=== TASK INPUTS ===

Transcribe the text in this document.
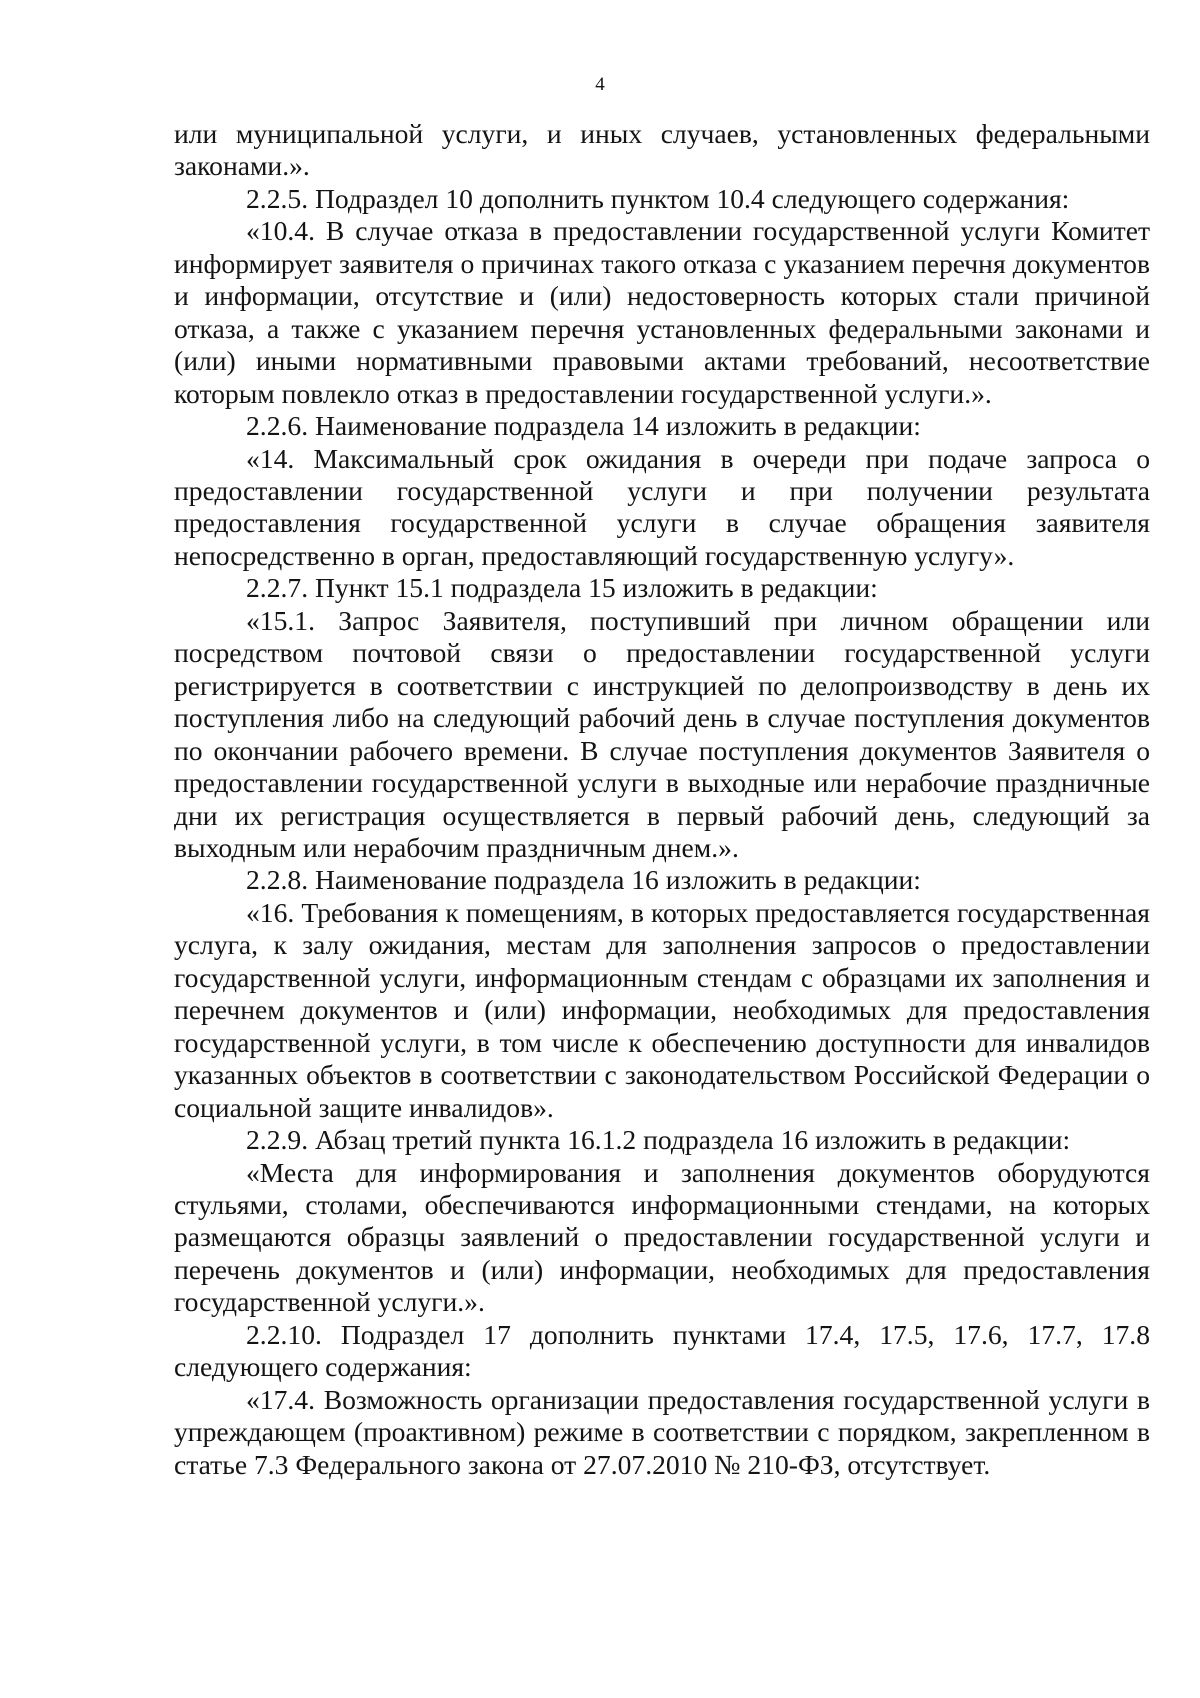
4

или муниципальной услуги, и иных случаев, установленных федеральными законами.».

2.2.5. Подраздел 10 дополнить пунктом 10.4 следующего содержания:

«10.4. В случае отказа в предоставлении государственной услуги Комитет информирует заявителя о причинах такого отказа с указанием перечня документов и информации, отсутствие и (или) недостоверность которых стали причиной отказа, а также с указанием перечня установленных федеральными законами и (или) иными нормативными правовыми актами требований, несоответствие которым повлекло отказ в предоставлении государственной услуги.».

2.2.6. Наименование подраздела 14 изложить в редакции:

«14. Максимальный срок ожидания в очереди при подаче запроса о предоставлении государственной услуги и при получении результата предоставления государственной услуги в случае обращения заявителя непосредственно в орган, предоставляющий государственную услугу».

2.2.7. Пункт 15.1 подраздела 15 изложить в редакции:

«15.1. Запрос Заявителя, поступивший при личном обращении или посредством почтовой связи о предоставлении государственной услуги регистрируется в соответствии с инструкцией по делопроизводству в день их поступления либо на следующий рабочий день в случае поступления документов по окончании рабочего времени. В случае поступления документов Заявителя о предоставлении государственной услуги в выходные или нерабочие праздничные дни их регистрация осуществляется в первый рабочий день, следующий за выходным или нерабочим праздничным днем.».

2.2.8. Наименование подраздела 16 изложить в редакции:

«16. Требования к помещениям, в которых предоставляется государственная услуга, к залу ожидания, местам для заполнения запросов о предоставлении государственной услуги, информационным стендам с образцами их заполнения и перечнем документов и (или) информации, необходимых для предоставления государственной услуги, в том числе к обеспечению доступности для инвалидов указанных объектов в соответствии с законодательством Российской Федерации о социальной защите инвалидов».

2.2.9. Абзац третий пункта 16.1.2 подраздела 16 изложить в редакции:

«Места для информирования и заполнения документов оборудуются стульями, столами, обеспечиваются информационными стендами, на которых размещаются образцы заявлений о предоставлении государственной услуги и перечень документов и (или) информации, необходимых для предоставления государственной услуги.».

2.2.10. Подраздел 17 дополнить пунктами 17.4, 17.5, 17.6, 17.7, 17.8 следующего содержания:

«17.4. Возможность организации предоставления государственной услуги в упреждающем (проактивном) режиме в соответствии с порядком, закрепленном в статье 7.3 Федерального закона от 27.07.2010 № 210-ФЗ, отсутствует.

===

STATED GOAL: The records above need to be restated word for word, with the pictures left out.

ANSWER:
Transcribe the text in this document.
4

или муниципальной услуги, и иных случаев, установленных федеральными законами.».

2.2.5. Подраздел 10 дополнить пунктом 10.4 следующего содержания:

«10.4. В случае отказа в предоставлении государственной услуги Комитет информирует заявителя о причинах такого отказа с указанием перечня документов и информации, отсутствие и (или) недостоверность которых стали причиной отказа, а также с указанием перечня установленных федеральными законами и (или) иными нормативными правовыми актами требований, несоответствие которым повлекло отказ в предоставлении государственной услуги.».

2.2.6. Наименование подраздела 14 изложить в редакции:

«14. Максимальный срок ожидания в очереди при подаче запроса о предоставлении государственной услуги и при получении результата предоставления государственной услуги в случае обращения заявителя непосредственно в орган, предоставляющий государственную услугу».

2.2.7. Пункт 15.1 подраздела 15 изложить в редакции:

«15.1. Запрос Заявителя, поступивший при личном обращении или посредством почтовой связи о предоставлении государственной услуги регистрируется в соответствии с инструкцией по делопроизводству в день их поступления либо на следующий рабочий день в случае поступления документов по окончании рабочего времени. В случае поступления документов Заявителя о предоставлении государственной услуги в выходные или нерабочие праздничные дни их регистрация осуществляется в первый рабочий день, следующий за выходным или нерабочим праздничным днем.».

2.2.8. Наименование подраздела 16 изложить в редакции:

«16. Требования к помещениям, в которых предоставляется государственная услуга, к залу ожидания, местам для заполнения запросов о предоставлении государственной услуги, информационным стендам с образцами их заполнения и перечнем документов и (или) информации, необходимых для предоставления государственной услуги, в том числе к обеспечению доступности для инвалидов указанных объектов в соответствии с законодательством Российской Федерации о социальной защите инвалидов».

2.2.9. Абзац третий пункта 16.1.2 подраздела 16 изложить в редакции:

«Места для информирования и заполнения документов оборудуются стульями, столами, обеспечиваются информационными стендами, на которых размещаются образцы заявлений о предоставлении государственной услуги и перечень документов и (или) информации, необходимых для предоставления государственной услуги.».

2.2.10. Подраздел 17 дополнить пунктами 17.4, 17.5, 17.6, 17.7, 17.8 следующего содержания:

«17.4. Возможность организации предоставления государственной услуги в упреждающем (проактивном) режиме в соответствии с порядком, закрепленном в статье 7.3 Федерального закона от 27.07.2010 № 210-ФЗ, отсутствует.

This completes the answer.